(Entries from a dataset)
** BEGIN **
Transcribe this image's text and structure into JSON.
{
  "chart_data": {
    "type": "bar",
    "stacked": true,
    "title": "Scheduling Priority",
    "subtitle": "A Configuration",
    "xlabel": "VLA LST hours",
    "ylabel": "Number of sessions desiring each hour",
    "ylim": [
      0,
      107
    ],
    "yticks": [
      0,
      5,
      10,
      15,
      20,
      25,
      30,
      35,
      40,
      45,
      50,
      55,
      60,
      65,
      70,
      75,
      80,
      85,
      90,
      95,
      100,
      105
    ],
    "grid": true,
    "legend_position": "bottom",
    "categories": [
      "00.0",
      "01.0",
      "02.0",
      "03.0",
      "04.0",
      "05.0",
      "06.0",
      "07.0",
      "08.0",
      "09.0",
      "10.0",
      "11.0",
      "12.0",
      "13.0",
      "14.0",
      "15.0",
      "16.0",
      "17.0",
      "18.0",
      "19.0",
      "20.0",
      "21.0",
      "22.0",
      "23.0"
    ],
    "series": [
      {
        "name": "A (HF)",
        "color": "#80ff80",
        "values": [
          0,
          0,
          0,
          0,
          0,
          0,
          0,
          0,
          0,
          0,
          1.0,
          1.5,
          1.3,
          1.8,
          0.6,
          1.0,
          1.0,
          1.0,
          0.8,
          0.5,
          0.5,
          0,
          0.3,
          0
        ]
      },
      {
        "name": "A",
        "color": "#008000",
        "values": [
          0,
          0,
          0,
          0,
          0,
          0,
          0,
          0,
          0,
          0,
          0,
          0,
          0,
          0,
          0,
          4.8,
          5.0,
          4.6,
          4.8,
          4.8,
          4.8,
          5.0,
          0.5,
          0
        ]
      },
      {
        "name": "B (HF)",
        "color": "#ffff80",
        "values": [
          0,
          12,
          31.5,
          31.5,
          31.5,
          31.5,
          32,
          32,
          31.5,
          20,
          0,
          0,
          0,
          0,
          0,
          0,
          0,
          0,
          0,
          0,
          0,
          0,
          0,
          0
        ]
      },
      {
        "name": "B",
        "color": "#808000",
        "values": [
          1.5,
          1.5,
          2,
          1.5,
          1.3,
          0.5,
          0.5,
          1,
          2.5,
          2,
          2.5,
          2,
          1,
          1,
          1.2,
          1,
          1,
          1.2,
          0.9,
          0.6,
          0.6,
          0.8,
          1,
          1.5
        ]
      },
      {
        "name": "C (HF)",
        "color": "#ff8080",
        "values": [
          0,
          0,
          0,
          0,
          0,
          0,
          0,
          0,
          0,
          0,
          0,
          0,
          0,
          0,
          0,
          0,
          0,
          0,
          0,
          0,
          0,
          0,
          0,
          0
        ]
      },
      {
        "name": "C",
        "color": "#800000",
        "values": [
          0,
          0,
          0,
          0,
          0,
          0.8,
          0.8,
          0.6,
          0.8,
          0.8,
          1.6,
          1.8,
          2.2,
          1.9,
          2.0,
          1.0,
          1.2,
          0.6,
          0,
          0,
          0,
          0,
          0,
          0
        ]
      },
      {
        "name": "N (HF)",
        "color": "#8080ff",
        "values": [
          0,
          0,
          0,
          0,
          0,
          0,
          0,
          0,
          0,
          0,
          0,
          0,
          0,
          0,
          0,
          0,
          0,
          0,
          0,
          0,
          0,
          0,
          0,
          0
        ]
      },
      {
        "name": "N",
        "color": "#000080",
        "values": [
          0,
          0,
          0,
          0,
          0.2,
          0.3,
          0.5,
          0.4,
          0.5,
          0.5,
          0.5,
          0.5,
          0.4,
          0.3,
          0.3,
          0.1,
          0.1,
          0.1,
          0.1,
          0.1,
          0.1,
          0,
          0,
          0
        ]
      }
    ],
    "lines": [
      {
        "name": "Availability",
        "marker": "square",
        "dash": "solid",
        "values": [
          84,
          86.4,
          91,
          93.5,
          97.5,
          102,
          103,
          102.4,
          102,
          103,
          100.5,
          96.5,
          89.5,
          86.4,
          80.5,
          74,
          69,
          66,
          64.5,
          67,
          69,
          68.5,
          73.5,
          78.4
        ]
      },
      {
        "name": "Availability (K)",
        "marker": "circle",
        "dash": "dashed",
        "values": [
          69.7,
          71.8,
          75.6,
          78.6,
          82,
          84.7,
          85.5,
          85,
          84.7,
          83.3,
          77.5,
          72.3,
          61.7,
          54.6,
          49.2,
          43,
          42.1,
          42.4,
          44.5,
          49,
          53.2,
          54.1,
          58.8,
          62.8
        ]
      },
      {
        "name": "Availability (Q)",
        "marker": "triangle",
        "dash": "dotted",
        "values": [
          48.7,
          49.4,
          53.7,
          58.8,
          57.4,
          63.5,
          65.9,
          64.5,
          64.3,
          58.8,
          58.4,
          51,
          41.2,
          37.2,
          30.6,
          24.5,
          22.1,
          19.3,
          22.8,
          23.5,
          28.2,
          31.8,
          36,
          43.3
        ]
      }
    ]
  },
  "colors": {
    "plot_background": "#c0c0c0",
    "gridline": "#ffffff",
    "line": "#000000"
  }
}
** END **
*TASK DIRECTIONS*:
Produce a verbatim transcription of the entries above.

*PROBLEM SOLUTION*:
Transcribe this image's text and structure into JSON.
{
  "chart_data": {
    "type": "bar",
    "stacked": true,
    "title": "Scheduling Priority",
    "subtitle": "A Configuration",
    "xlabel": "VLA LST hours",
    "ylabel": "Number of sessions desiring each hour",
    "ylim": [
      0,
      107
    ],
    "yticks": [
      0,
      5,
      10,
      15,
      20,
      25,
      30,
      35,
      40,
      45,
      50,
      55,
      60,
      65,
      70,
      75,
      80,
      85,
      90,
      95,
      100,
      105
    ],
    "grid": true,
    "legend_position": "bottom",
    "categories": [
      "00.0",
      "01.0",
      "02.0",
      "03.0",
      "04.0",
      "05.0",
      "06.0",
      "07.0",
      "08.0",
      "09.0",
      "10.0",
      "11.0",
      "12.0",
      "13.0",
      "14.0",
      "15.0",
      "16.0",
      "17.0",
      "18.0",
      "19.0",
      "20.0",
      "21.0",
      "22.0",
      "23.0"
    ],
    "series": [
      {
        "name": "A (HF)",
        "color": "#80ff80",
        "values": [
          0,
          0,
          0,
          0,
          0,
          0,
          0,
          0,
          0,
          0,
          1.0,
          1.5,
          1.3,
          1.8,
          0.6,
          1.0,
          1.0,
          1.0,
          0.8,
          0.5,
          0.5,
          0,
          0.3,
          0
        ]
      },
      {
        "name": "A",
        "color": "#008000",
        "values": [
          0,
          0,
          0,
          0,
          0,
          0,
          0,
          0,
          0,
          0,
          0,
          0,
          0,
          0,
          0,
          4.8,
          5.0,
          4.6,
          4.8,
          4.8,
          4.8,
          5.0,
          0.5,
          0
        ]
      },
      {
        "name": "B (HF)",
        "color": "#ffff80",
        "values": [
          0,
          12,
          31.5,
          31.5,
          31.5,
          31.5,
          32,
          32,
          31.5,
          20,
          0,
          0,
          0,
          0,
          0,
          0,
          0,
          0,
          0,
          0,
          0,
          0,
          0,
          0
        ]
      },
      {
        "name": "B",
        "color": "#808000",
        "values": [
          1.5,
          1.5,
          2,
          1.5,
          1.3,
          0.5,
          0.5,
          1,
          2.5,
          2,
          2.5,
          2,
          1,
          1,
          1.2,
          1,
          1,
          1.2,
          0.9,
          0.6,
          0.6,
          0.8,
          1,
          1.5
        ]
      },
      {
        "name": "C (HF)",
        "color": "#ff8080",
        "values": [
          0,
          0,
          0,
          0,
          0,
          0,
          0,
          0,
          0,
          0,
          0,
          0,
          0,
          0,
          0,
          0,
          0,
          0,
          0,
          0,
          0,
          0,
          0,
          0
        ]
      },
      {
        "name": "C",
        "color": "#800000",
        "values": [
          0,
          0,
          0,
          0,
          0,
          0.8,
          0.8,
          0.6,
          0.8,
          0.8,
          1.6,
          1.8,
          2.2,
          1.9,
          2.0,
          1.0,
          1.2,
          0.6,
          0,
          0,
          0,
          0,
          0,
          0
        ]
      },
      {
        "name": "N (HF)",
        "color": "#8080ff",
        "values": [
          0,
          0,
          0,
          0,
          0,
          0,
          0,
          0,
          0,
          0,
          0,
          0,
          0,
          0,
          0,
          0,
          0,
          0,
          0,
          0,
          0,
          0,
          0,
          0
        ]
      },
      {
        "name": "N",
        "color": "#000080",
        "values": [
          0,
          0,
          0,
          0,
          0.2,
          0.3,
          0.5,
          0.4,
          0.5,
          0.5,
          0.5,
          0.5,
          0.4,
          0.3,
          0.3,
          0.1,
          0.1,
          0.1,
          0.1,
          0.1,
          0.1,
          0,
          0,
          0
        ]
      }
    ],
    "lines": [
      {
        "name": "Availability",
        "marker": "square",
        "dash": "solid",
        "values": [
          84,
          86.4,
          91,
          93.5,
          97.5,
          102,
          103,
          102.4,
          102,
          103,
          100.5,
          96.5,
          89.5,
          86.4,
          80.5,
          74,
          69,
          66,
          64.5,
          67,
          69,
          68.5,
          73.5,
          78.4
        ]
      },
      {
        "name": "Availability (K)",
        "marker": "circle",
        "dash": "dashed",
        "values": [
          69.7,
          71.8,
          75.6,
          78.6,
          82,
          84.7,
          85.5,
          85,
          84.7,
          83.3,
          77.5,
          72.3,
          61.7,
          54.6,
          49.2,
          43,
          42.1,
          42.4,
          44.5,
          49,
          53.2,
          54.1,
          58.8,
          62.8
        ]
      },
      {
        "name": "Availability (Q)",
        "marker": "triangle",
        "dash": "dotted",
        "values": [
          48.7,
          49.4,
          53.7,
          58.8,
          57.4,
          63.5,
          65.9,
          64.5,
          64.3,
          58.8,
          58.4,
          51,
          41.2,
          37.2,
          30.6,
          24.5,
          22.1,
          19.3,
          22.8,
          23.5,
          28.2,
          31.8,
          36,
          43.3
        ]
      }
    ]
  },
  "colors": {
    "plot_background": "#c0c0c0",
    "gridline": "#ffffff",
    "line": "#000000"
  }
}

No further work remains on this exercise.